> [GOAL]: Show every line of the records below that contains the word "Revised".

> [SUPPLIED MATERIAL]:
========================================================================

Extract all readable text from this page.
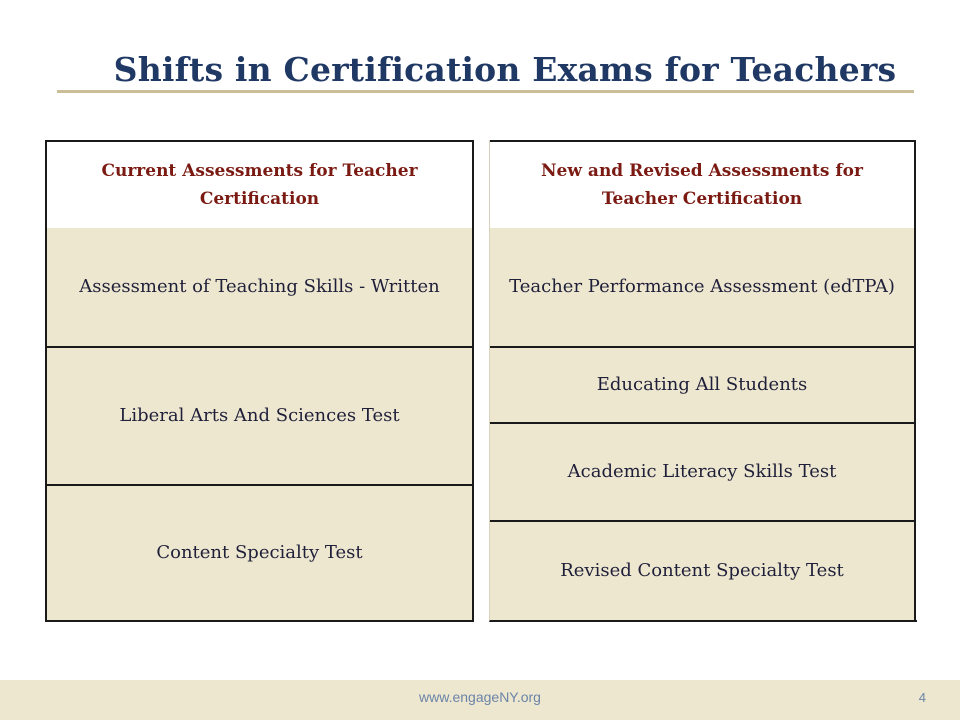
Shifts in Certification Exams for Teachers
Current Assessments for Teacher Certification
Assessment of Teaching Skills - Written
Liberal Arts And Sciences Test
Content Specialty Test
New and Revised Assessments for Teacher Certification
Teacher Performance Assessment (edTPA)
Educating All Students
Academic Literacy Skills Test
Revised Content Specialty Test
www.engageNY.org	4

========================================================================

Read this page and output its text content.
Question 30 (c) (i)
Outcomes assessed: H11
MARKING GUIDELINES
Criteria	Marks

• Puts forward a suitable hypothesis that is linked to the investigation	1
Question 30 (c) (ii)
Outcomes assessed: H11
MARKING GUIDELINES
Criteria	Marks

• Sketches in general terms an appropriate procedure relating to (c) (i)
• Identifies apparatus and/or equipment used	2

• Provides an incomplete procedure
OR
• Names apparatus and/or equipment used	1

========================================================================

> [OUTPUT BELOW]:
New and Revised Assessments for Teacher Certification
Revised Content Specialty Test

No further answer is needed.